■ Task details ■
Every line that contains the word "vénéré" should be copied.

[Collection entries]
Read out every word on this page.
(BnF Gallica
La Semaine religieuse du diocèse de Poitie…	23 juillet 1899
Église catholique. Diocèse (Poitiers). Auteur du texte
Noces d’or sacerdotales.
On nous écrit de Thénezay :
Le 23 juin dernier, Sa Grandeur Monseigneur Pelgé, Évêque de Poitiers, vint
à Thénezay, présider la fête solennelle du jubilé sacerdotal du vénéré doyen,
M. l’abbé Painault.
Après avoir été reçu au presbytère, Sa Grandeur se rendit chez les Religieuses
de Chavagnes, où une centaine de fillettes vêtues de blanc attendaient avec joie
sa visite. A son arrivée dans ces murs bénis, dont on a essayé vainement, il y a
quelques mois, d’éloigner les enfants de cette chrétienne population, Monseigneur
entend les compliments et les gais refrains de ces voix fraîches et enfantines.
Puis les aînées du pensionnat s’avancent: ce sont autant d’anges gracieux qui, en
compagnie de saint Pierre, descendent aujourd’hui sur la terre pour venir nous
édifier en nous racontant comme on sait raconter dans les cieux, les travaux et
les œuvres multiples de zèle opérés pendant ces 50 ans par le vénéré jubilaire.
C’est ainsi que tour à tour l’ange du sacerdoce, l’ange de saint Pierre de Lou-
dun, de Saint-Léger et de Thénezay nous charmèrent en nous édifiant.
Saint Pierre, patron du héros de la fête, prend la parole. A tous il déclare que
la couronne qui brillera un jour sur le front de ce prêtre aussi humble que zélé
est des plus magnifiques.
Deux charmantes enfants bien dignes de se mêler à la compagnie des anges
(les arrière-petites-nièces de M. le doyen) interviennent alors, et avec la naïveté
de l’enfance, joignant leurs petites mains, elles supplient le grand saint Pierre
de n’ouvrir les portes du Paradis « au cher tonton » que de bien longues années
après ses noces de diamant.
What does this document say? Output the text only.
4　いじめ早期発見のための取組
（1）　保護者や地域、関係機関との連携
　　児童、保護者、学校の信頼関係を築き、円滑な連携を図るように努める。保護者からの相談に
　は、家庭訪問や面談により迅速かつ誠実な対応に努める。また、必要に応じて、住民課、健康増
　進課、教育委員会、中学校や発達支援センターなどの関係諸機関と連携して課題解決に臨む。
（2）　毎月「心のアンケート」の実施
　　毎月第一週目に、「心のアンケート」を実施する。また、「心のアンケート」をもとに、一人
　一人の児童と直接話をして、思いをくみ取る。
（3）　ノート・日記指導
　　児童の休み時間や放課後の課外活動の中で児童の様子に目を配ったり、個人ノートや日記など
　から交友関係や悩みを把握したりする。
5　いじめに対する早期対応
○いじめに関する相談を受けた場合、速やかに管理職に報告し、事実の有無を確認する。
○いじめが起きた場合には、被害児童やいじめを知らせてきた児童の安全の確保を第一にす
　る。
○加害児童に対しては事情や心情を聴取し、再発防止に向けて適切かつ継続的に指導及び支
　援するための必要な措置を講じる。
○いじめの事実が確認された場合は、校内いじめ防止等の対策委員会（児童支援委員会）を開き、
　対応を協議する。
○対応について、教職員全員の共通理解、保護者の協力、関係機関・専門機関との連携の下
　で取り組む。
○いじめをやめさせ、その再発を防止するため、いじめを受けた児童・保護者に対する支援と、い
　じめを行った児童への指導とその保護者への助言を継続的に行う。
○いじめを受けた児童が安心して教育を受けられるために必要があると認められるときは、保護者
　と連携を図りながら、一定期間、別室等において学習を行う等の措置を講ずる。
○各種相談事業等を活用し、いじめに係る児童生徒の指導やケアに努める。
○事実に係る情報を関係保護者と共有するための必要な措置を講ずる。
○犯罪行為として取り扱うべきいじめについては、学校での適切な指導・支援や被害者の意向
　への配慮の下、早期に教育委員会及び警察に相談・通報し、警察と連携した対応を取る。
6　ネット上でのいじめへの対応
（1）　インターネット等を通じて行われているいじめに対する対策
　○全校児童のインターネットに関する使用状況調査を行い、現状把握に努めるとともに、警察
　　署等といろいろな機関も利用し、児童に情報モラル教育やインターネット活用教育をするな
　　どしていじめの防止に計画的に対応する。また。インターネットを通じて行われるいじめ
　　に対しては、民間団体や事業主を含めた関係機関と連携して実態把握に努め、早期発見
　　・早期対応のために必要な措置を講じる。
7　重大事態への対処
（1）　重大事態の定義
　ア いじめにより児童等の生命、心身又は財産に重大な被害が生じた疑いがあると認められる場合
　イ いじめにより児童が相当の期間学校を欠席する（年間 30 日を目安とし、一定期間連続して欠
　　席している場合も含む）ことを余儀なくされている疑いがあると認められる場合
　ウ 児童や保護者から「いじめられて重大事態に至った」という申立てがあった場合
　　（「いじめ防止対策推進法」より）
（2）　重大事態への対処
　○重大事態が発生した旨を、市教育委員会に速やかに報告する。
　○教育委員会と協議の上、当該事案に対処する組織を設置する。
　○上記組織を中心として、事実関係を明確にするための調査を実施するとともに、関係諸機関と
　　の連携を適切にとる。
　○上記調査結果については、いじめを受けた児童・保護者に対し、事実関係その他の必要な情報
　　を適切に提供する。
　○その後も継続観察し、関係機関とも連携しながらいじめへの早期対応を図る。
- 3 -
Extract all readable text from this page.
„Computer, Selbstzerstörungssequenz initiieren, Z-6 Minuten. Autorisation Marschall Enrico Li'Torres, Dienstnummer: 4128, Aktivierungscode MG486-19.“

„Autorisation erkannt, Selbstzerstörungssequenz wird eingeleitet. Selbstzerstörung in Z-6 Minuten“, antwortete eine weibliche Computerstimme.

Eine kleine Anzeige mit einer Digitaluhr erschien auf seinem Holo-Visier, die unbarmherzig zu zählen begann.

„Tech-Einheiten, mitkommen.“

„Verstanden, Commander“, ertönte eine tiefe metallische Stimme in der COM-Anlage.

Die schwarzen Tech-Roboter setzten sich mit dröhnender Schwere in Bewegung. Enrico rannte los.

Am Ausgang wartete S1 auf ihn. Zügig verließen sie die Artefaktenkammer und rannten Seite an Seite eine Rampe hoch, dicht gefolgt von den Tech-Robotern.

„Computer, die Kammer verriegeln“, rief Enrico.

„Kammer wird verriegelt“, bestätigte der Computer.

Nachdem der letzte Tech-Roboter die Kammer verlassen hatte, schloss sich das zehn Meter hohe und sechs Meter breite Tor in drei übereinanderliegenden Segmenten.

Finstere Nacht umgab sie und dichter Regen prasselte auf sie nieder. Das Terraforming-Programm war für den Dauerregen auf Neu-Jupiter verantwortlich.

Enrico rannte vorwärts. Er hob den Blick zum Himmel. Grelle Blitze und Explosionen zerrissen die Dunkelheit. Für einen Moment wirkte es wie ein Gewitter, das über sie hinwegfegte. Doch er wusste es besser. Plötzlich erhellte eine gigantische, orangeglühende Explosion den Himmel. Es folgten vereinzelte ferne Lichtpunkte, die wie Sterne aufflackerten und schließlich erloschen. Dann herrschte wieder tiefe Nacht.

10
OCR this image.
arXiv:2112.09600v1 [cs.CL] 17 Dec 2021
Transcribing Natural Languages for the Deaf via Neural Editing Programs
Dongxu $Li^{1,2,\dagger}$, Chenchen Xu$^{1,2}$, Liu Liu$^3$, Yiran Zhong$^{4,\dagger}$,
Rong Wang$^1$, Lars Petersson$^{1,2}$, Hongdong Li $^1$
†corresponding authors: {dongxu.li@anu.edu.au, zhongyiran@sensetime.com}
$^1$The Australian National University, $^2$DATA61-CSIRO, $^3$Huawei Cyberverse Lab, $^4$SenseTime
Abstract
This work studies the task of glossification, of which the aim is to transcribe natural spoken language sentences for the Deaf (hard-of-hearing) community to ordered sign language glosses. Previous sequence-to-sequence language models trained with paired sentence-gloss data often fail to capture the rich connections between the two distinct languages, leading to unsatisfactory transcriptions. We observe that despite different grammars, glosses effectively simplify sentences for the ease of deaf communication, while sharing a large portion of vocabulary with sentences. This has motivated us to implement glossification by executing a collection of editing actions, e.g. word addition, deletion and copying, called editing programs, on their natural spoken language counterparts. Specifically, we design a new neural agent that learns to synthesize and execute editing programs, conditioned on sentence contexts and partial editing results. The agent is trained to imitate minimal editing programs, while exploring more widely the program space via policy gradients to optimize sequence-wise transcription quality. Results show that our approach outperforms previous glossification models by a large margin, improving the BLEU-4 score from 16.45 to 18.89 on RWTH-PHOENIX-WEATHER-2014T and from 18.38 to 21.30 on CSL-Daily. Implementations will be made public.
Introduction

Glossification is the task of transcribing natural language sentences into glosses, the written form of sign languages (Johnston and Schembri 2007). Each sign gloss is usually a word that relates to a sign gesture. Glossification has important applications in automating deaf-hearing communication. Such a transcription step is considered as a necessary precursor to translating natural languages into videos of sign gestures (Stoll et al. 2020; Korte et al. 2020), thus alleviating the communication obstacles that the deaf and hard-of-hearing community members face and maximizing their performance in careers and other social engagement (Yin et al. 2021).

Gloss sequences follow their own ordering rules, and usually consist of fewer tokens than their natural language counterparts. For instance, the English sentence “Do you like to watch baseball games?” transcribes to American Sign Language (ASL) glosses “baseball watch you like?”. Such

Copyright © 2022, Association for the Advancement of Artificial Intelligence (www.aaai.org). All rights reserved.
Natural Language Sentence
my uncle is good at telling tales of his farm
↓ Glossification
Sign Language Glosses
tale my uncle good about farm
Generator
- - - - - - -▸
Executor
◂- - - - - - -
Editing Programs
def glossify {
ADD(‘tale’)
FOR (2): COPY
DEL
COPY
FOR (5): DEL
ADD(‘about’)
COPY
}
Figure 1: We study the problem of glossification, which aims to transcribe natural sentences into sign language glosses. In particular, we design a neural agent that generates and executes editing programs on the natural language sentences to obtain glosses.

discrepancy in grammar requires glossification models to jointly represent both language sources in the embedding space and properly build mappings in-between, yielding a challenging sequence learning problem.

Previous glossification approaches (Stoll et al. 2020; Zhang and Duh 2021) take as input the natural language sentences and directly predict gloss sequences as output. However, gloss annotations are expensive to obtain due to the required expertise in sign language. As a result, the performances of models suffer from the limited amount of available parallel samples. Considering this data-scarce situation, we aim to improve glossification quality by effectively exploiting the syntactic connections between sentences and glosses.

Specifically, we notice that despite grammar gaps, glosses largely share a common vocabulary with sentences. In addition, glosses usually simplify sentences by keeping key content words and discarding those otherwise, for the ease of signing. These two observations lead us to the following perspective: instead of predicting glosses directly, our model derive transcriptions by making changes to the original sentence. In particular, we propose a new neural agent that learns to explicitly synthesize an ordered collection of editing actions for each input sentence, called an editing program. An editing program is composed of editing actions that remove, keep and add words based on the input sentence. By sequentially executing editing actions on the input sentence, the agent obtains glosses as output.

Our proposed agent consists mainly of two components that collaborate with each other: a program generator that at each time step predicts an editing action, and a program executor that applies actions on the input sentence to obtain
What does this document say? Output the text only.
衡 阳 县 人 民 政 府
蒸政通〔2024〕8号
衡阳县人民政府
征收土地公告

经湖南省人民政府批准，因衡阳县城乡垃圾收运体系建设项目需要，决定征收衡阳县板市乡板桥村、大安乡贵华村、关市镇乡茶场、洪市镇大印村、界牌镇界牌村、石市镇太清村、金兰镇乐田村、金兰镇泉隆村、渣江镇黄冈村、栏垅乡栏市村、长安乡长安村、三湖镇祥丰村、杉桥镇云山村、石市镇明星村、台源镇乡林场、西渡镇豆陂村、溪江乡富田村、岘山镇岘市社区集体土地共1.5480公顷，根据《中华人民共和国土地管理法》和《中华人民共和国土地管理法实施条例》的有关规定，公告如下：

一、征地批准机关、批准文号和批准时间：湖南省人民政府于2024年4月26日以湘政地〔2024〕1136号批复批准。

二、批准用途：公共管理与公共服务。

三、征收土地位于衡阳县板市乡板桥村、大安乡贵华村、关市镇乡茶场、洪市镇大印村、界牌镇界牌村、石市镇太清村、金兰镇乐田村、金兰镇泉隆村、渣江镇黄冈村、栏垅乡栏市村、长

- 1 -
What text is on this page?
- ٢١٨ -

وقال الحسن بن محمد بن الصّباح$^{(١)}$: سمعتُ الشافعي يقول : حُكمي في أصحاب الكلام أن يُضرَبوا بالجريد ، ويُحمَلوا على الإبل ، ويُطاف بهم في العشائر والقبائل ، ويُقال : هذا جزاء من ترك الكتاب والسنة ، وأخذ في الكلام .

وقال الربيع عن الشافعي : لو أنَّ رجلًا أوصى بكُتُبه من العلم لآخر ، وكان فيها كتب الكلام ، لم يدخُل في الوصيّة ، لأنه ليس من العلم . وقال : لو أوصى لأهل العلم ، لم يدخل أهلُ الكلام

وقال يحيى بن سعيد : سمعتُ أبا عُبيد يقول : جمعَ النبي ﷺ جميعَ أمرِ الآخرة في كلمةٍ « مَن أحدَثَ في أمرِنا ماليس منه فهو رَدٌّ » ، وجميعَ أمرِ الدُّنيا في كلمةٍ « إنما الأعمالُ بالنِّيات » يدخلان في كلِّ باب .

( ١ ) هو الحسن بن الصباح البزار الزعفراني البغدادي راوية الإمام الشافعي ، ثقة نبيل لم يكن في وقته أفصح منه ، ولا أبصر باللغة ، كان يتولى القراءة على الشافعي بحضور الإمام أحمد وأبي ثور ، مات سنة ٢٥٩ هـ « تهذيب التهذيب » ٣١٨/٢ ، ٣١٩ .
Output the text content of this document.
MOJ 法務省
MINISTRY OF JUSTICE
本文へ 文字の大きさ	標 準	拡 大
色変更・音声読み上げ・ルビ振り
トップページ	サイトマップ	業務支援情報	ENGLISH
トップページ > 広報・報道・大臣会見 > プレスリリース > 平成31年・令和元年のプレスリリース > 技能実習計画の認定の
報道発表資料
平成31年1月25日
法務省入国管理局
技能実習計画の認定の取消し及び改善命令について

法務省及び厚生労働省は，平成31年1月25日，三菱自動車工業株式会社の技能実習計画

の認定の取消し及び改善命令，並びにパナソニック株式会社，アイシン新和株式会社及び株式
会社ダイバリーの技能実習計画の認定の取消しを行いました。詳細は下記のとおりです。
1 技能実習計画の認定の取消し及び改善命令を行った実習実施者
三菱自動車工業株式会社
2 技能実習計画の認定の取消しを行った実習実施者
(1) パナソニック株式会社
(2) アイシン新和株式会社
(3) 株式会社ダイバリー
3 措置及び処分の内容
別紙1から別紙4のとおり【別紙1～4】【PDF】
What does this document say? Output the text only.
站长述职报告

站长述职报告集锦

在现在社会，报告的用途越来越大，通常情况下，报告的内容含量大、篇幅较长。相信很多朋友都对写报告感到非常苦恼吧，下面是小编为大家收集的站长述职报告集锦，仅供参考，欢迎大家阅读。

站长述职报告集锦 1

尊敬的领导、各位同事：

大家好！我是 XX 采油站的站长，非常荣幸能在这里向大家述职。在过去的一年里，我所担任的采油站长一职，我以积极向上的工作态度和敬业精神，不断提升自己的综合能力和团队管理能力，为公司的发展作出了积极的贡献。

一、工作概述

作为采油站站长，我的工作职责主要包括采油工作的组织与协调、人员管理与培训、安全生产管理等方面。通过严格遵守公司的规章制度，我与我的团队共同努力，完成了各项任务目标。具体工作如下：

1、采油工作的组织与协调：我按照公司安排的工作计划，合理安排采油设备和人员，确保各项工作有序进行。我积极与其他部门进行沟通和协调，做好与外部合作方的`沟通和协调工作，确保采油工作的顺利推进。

■ Complete response ■
à Thénezay, présider la fête solennelle du jubilé sacerdotal du vénéré doyen,
les œuvres multiples de zèle opérés pendant ces 50 ans par le vénéré jubilaire.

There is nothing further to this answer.